REQUIREMENTS →
Pull out every line below that contains the word "Energy", and copy each one. Capital and lowercase letters must match.

--------------------------------------------------

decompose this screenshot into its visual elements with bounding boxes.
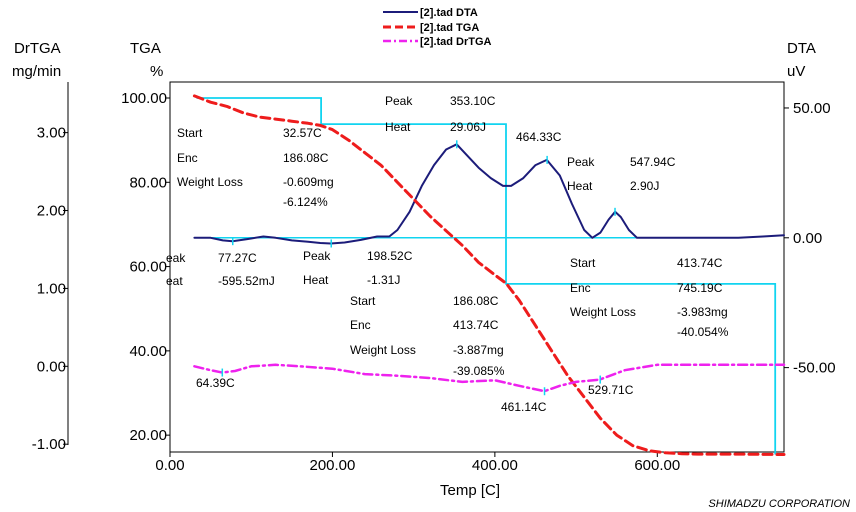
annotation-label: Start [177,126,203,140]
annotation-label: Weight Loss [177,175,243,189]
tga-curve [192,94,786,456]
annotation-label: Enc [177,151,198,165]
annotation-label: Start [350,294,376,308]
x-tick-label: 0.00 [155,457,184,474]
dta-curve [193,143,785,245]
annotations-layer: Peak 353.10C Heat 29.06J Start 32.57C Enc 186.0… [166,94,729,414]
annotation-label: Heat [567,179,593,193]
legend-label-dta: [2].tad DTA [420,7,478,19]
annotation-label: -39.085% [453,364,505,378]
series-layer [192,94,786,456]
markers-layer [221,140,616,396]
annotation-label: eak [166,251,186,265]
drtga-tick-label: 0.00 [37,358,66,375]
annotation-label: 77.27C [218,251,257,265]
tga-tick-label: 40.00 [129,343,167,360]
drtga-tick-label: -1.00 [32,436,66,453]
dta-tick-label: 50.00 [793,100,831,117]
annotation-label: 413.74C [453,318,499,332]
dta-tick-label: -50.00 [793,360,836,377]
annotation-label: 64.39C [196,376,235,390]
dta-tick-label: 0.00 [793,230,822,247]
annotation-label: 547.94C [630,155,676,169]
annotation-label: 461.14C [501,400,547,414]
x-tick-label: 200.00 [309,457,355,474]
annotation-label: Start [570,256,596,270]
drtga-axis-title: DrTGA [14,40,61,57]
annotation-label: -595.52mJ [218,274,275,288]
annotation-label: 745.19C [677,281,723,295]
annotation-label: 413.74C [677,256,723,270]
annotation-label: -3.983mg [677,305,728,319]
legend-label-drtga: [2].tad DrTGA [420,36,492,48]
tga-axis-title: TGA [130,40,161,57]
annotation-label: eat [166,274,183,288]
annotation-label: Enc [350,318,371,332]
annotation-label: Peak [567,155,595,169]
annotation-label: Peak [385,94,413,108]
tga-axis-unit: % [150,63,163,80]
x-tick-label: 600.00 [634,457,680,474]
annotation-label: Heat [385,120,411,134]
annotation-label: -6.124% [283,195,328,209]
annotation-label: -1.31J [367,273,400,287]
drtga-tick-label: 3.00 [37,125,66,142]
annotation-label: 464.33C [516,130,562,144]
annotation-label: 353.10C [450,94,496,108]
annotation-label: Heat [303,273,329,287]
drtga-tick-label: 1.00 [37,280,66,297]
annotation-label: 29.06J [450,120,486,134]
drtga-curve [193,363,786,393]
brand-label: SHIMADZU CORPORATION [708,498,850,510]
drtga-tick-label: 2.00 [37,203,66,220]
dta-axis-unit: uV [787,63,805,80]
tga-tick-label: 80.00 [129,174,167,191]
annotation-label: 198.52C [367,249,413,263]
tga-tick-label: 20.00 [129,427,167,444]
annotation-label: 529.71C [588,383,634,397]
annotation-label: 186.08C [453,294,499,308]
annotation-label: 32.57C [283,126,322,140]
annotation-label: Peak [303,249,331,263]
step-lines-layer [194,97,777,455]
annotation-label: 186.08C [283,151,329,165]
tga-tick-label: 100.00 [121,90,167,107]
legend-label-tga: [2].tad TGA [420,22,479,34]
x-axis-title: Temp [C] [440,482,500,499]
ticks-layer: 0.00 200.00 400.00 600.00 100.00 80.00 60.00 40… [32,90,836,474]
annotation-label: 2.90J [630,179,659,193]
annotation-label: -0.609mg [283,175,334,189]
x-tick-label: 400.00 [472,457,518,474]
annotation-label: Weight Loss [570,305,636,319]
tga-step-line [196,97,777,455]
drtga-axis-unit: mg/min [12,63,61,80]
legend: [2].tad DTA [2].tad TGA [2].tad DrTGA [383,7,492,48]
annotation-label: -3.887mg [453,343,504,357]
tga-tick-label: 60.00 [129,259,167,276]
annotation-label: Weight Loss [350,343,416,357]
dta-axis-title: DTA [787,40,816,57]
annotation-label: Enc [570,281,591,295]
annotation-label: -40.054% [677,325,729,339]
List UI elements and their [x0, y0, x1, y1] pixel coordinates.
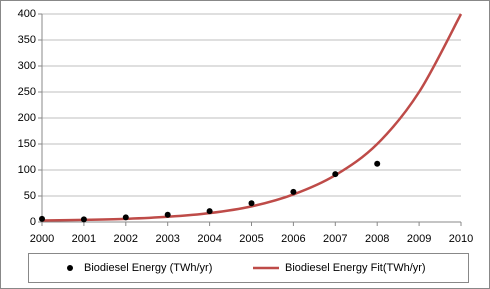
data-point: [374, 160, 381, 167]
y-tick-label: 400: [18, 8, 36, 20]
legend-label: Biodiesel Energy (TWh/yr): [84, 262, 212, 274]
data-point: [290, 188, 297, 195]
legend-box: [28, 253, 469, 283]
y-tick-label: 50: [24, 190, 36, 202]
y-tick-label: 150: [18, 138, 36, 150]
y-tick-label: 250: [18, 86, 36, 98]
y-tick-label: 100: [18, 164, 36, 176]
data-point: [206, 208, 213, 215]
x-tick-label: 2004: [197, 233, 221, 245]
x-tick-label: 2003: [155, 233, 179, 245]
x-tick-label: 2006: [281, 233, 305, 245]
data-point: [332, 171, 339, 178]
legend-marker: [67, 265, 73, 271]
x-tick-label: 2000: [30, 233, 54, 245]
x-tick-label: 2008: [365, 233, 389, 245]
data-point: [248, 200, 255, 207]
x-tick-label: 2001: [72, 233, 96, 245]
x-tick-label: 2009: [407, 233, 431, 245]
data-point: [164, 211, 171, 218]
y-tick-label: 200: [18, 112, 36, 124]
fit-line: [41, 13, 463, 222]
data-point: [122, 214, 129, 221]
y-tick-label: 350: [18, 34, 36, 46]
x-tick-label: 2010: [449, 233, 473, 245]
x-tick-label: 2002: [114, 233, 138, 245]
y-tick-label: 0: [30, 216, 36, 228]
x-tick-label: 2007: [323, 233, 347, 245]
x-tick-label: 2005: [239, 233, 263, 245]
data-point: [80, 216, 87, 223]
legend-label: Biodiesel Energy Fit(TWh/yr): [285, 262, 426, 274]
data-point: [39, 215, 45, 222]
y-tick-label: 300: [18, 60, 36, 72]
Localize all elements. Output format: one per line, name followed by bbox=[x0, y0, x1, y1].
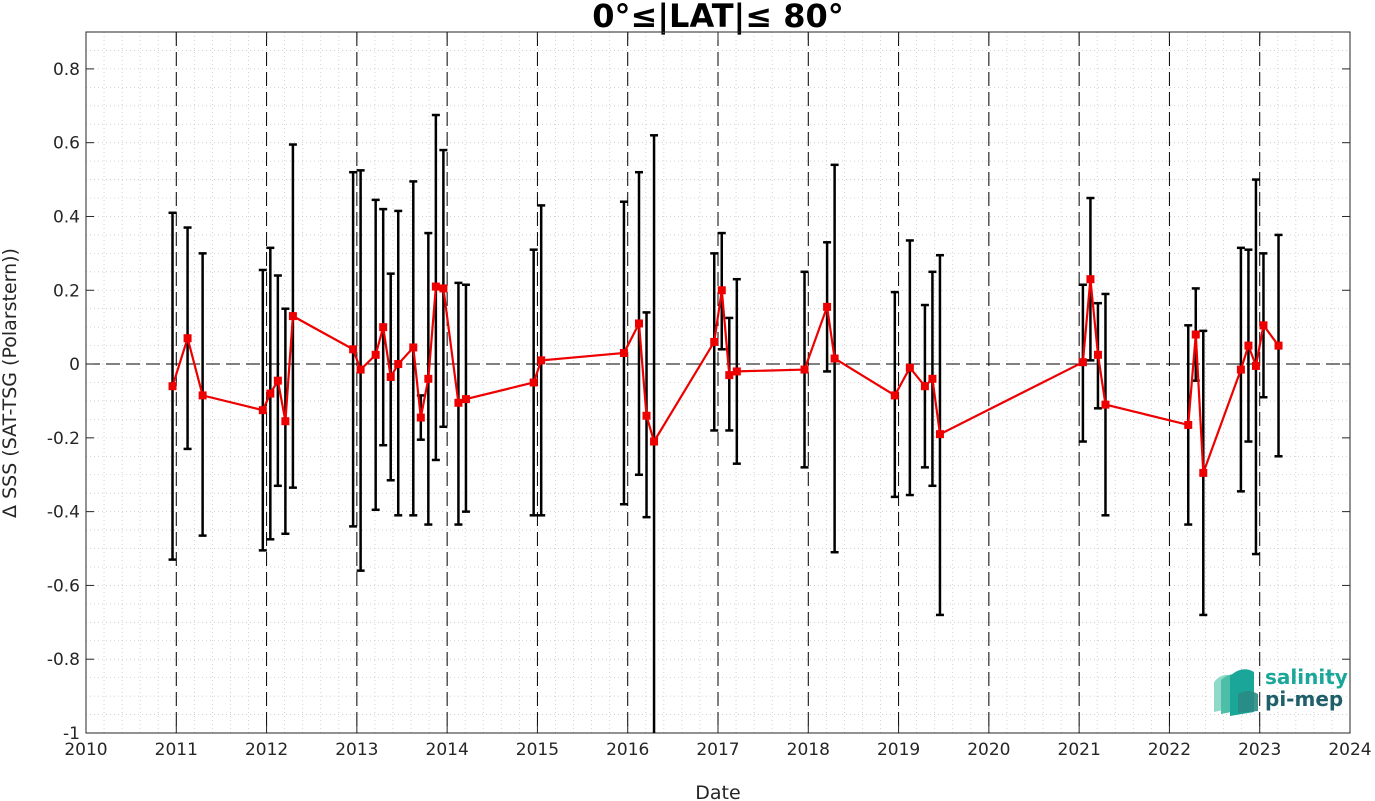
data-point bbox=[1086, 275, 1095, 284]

--------------------------------------------------

WRITTEN RESPONSE →
legend-label: Biodiesel Energy (TWh/yr): [84, 262, 212, 274]
legend-label: Biodiesel Energy Fit(TWh/yr): [285, 262, 426, 274]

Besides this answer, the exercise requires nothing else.